_Exercise aim_: Reproduce every line of the listing as written, apart from the pictures.
--- Records to process ---
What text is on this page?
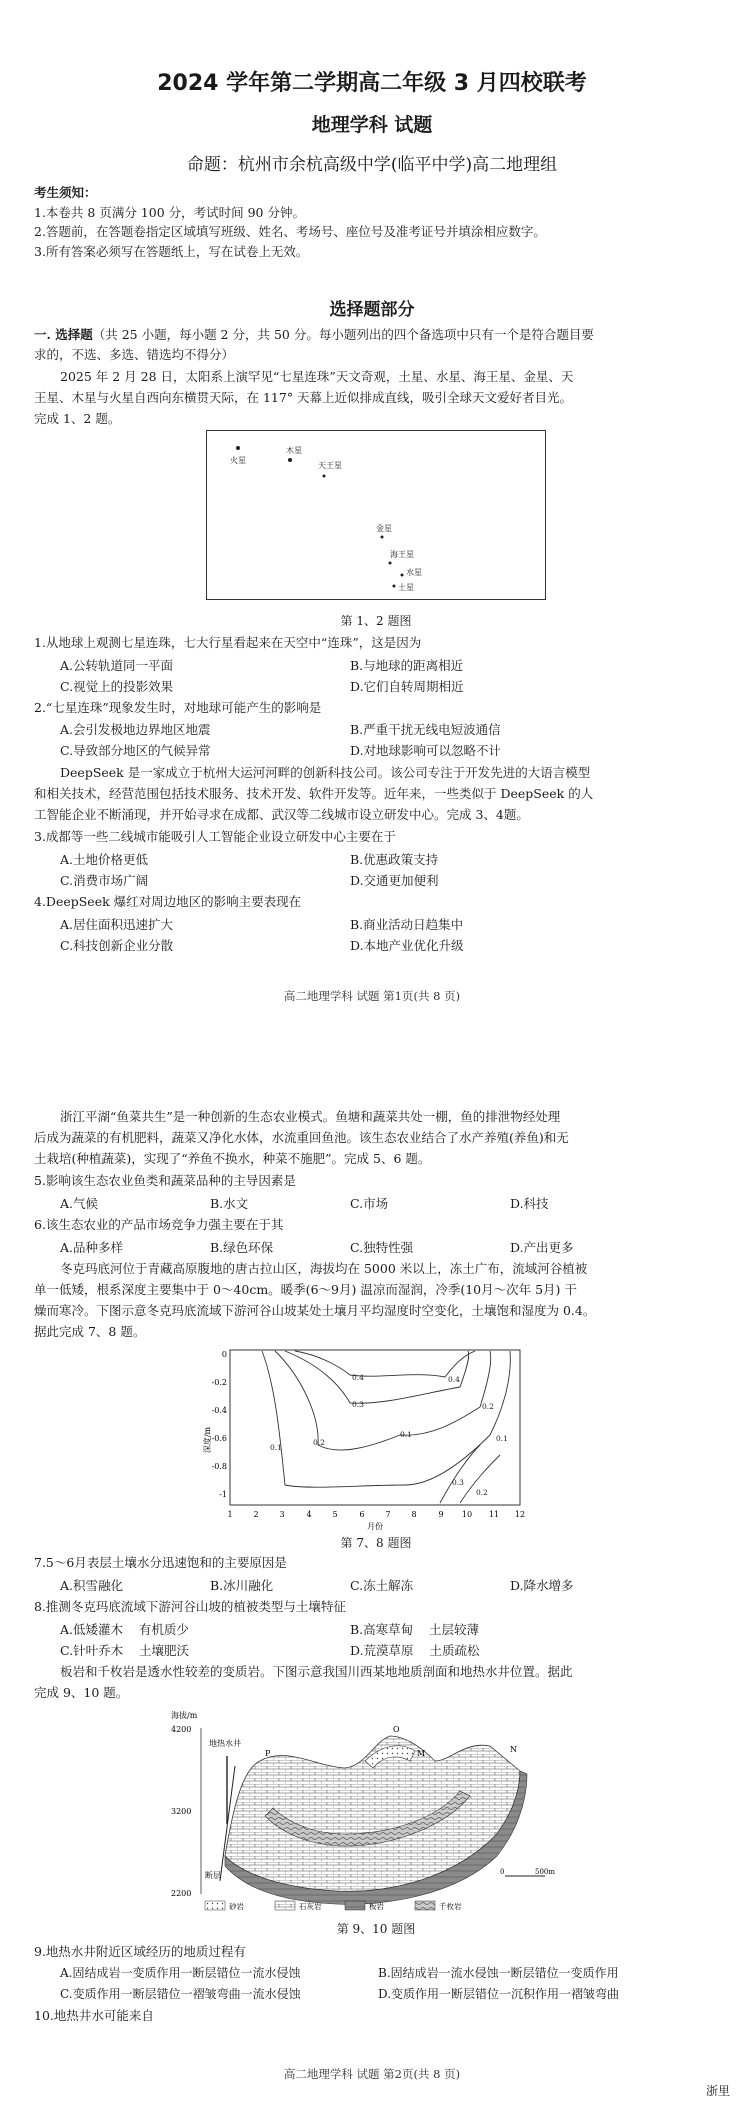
2024 学年第二学期高二年级 3 月四校联考
地理学科 试题
命题：杭州市余杭高级中学(临平中学)高二地理组
考生须知：
1.本卷共 8 页满分 100 分，考试时间 90 分钟。
2.答题前，在答题卷指定区域填写班级、姓名、考场号、座位号及准考证号并填涂相应数字。
3.所有答案必须写在答题纸上，写在试卷上无效。
选择题部分
一. 选择题（共 25 小题，每小题 2 分，共 50 分。每小题列出的四个备选项中只有一个是符合题目要
求的，不选、多选、错选均不得分）
2025 年 2 月 28 日，太阳系上演罕见“七星连珠”天文奇观，土星、水星、海王星、金星、天
王星、木星与火星自西向东横贯天际，在 117° 天幕上近似排成直线，吸引全球天文爱好者目光。
完成 1、2 题。
火星
木星
天王星
金星
海王星
水星
土星
第 1、2 题图
1.从地球上观测七星连珠，七大行星看起来在天空中“连珠”，这是因为
A.公转轨道同一平面	B.与地球的距离相近
C.视觉上的投影效果	D.它们自转周期相近
2.“七星连珠”现象发生时，对地球可能产生的影响是
A.会引发极地边界地区地震	B.严重干扰无线电短波通信
C.导致部分地区的气候异常	D.对地球影响可以忽略不计
DeepSeek 是一家成立于杭州大运河河畔的创新科技公司。该公司专注于开发先进的大语言模型
和相关技术，经营范围包括技术服务、技术开发、软件开发等。近年来，一些类似于 DeepSeek 的人
工智能企业不断涌现，并开始寻求在成都、武汉等二线城市设立研发中心。完成 3、4题。
3.成都等一些二线城市能吸引人工智能企业设立研发中心主要在于
A.土地价格更低	B.优惠政策支持
C.消费市场广阔	D.交通更加便利
4.DeepSeek 爆红对周边地区的影响主要表现在
A.居住面积迅速扩大	B.商业活动日趋集中
C.科技创新企业分散	D.本地产业优化升级
高二地理学科 试题 第1页(共 8 页)
浙江平湖“鱼菜共生”是一种创新的生态农业模式。鱼塘和蔬菜共处一棚，鱼的排泄物经处理
后成为蔬菜的有机肥料，蔬菜又净化水体，水流重回鱼池。该生态农业结合了水产养殖(养鱼)和无
土栽培(种植蔬菜)，实现了“养鱼不换水，种菜不施肥”。完成 5、6 题。
5.影响该生态农业鱼类和蔬菜品种的主导因素是
A.气候	B.水文	C.市场	D.科技
6.该生态农业的产品市场竞争力强主要在于其
A.品种多样	B.绿色环保	C.独特性强	D.产出更多
冬克玛底河位于青藏高原腹地的唐古拉山区，海拔均在 5000 米以上，冻土广布，流域河谷植被
单一低矮，根系深度主要集中于 0～40cm。暖季(6～9月) 温凉而湿润，冷季(10月～次年 5月) 干
燥而寒冷。下图示意冬克玛底流域下游河谷山坡某处土壤月平均湿度时空变化，土壤饱和湿度为 0.4。
据此完成 7、8 题。
深度/m
0
-0.2
-0.4
-0.6
-0.8
-1
1	2	3	4	5	6	7	8	9 10 11 12
月份
0.4	0.4
0.3
0.2
0.1
0.1
0.2
0.3
0.1
0.2
第 7、8 题图
7.5～6月表层土壤水分迅速饱和的主要原因是
A.积雪融化	B.冰川融化	C.冻土解冻	D.降水增多
8.推测冬克玛底流域下游河谷山坡的植被类型与土壤特征
A.低矮灌木    有机质少	B.高寒草甸    土层较薄
C.针叶乔木    土壤肥沃	D.荒漠草原    土质疏松
板岩和千枚岩是透水性较差的变质岩。下图示意我国川西某地地质剖面和地热水井位置。据此
完成 9、10 题。
海拔/m
4200
3200
2200
地热水井
断层
P
O
M	N
0	500m
砂岩	石灰岩	板岩	千枚岩
第 9、10 题图
9.地热水井附近区域经历的地质过程有
A.固结成岩一变质作用一断层错位一流水侵蚀	B.固结成岩一流水侵蚀一断层错位一变质作用
C.变质作用一断层错位一褶皱弯曲一流水侵蚀	D.变质作用一断层错位一沉积作用一褶皱弯曲
10.地热井水可能来自
高二地理学科 试题 第2页(共 8 页)
浙里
---
_In response_:
What text is on this page?
2024 学年第二学期高二年级 3 月四校联考
地理学科 试题
命题：杭州市余杭高级中学(临平中学)高二地理组
考生须知：
1.本卷共 8 页满分 100 分，考试时间 90 分钟。
2.答题前，在答题卷指定区域填写班级、姓名、考场号、座位号及准考证号并填涂相应数字。
3.所有答案必须写在答题纸上，写在试卷上无效。
选择题部分
一. 选择题（共 25 小题，每小题 2 分，共 50 分。每小题列出的四个备选项中只有一个是符合题目要
求的，不选、多选、错选均不得分）
2025 年 2 月 28 日，太阳系上演罕见“七星连珠”天文奇观，土星、水星、海王星、金星、天
王星、木星与火星自西向东横贯天际，在 117° 天幕上近似排成直线，吸引全球天文爱好者目光。
完成 1、2 题。
火星
木星
天王星
金星
海王星
水星
土星
第 1、2 题图
1.从地球上观测七星连珠，七大行星看起来在天空中“连珠”，这是因为
A.公转轨道同一平面	B.与地球的距离相近
C.视觉上的投影效果	D.它们自转周期相近
2.“七星连珠”现象发生时，对地球可能产生的影响是
A.会引发极地边界地区地震	B.严重干扰无线电短波通信
C.导致部分地区的气候异常	D.对地球影响可以忽略不计
DeepSeek 是一家成立于杭州大运河河畔的创新科技公司。该公司专注于开发先进的大语言模型
和相关技术，经营范围包括技术服务、技术开发、软件开发等。近年来，一些类似于 DeepSeek 的人
工智能企业不断涌现，并开始寻求在成都、武汉等二线城市设立研发中心。完成 3、4题。
3.成都等一些二线城市能吸引人工智能企业设立研发中心主要在于
A.土地价格更低	B.优惠政策支持
C.消费市场广阔	D.交通更加便利
4.DeepSeek 爆红对周边地区的影响主要表现在
A.居住面积迅速扩大	B.商业活动日趋集中
C.科技创新企业分散	D.本地产业优化升级
高二地理学科 试题 第1页(共 8 页)
浙江平湖“鱼菜共生”是一种创新的生态农业模式。鱼塘和蔬菜共处一棚，鱼的排泄物经处理
后成为蔬菜的有机肥料，蔬菜又净化水体，水流重回鱼池。该生态农业结合了水产养殖(养鱼)和无
土栽培(种植蔬菜)，实现了“养鱼不换水，种菜不施肥”。完成 5、6 题。
5.影响该生态农业鱼类和蔬菜品种的主导因素是
A.气候	B.水文	C.市场	D.科技
6.该生态农业的产品市场竞争力强主要在于其
A.品种多样	B.绿色环保	C.独特性强	D.产出更多
冬克玛底河位于青藏高原腹地的唐古拉山区，海拔均在 5000 米以上，冻土广布，流域河谷植被
单一低矮，根系深度主要集中于 0～40cm。暖季(6～9月) 温凉而湿润，冷季(10月～次年 5月) 干
燥而寒冷。下图示意冬克玛底流域下游河谷山坡某处土壤月平均湿度时空变化，土壤饱和湿度为 0.4。
据此完成 7、8 题。
深度/m
0
-0.2
-0.4
-0.6
-0.8
-1
1	2	3	4	5	6	7	8	9 10 11 12
月份
0.4	0.4
0.3
0.2
0.1
0.1
0.2
0.3
0.1
0.2
第 7、8 题图
7.5～6月表层土壤水分迅速饱和的主要原因是
A.积雪融化	B.冰川融化	C.冻土解冻	D.降水增多
8.推测冬克玛底流域下游河谷山坡的植被类型与土壤特征
A.低矮灌木    有机质少	B.高寒草甸    土层较薄
C.针叶乔木    土壤肥沃	D.荒漠草原    土质疏松
板岩和千枚岩是透水性较差的变质岩。下图示意我国川西某地地质剖面和地热水井位置。据此
完成 9、10 题。
海拔/m
4200
3200
2200
地热水井
断层
P
O
M	N
0	500m
砂岩	石灰岩	板岩	千枚岩
第 9、10 题图
9.地热水井附近区域经历的地质过程有
A.固结成岩一变质作用一断层错位一流水侵蚀	B.固结成岩一流水侵蚀一断层错位一变质作用
C.变质作用一断层错位一褶皱弯曲一流水侵蚀	D.变质作用一断层错位一沉积作用一褶皱弯曲
10.地热井水可能来自
高二地理学科 试题 第2页(共 8 页)
浙里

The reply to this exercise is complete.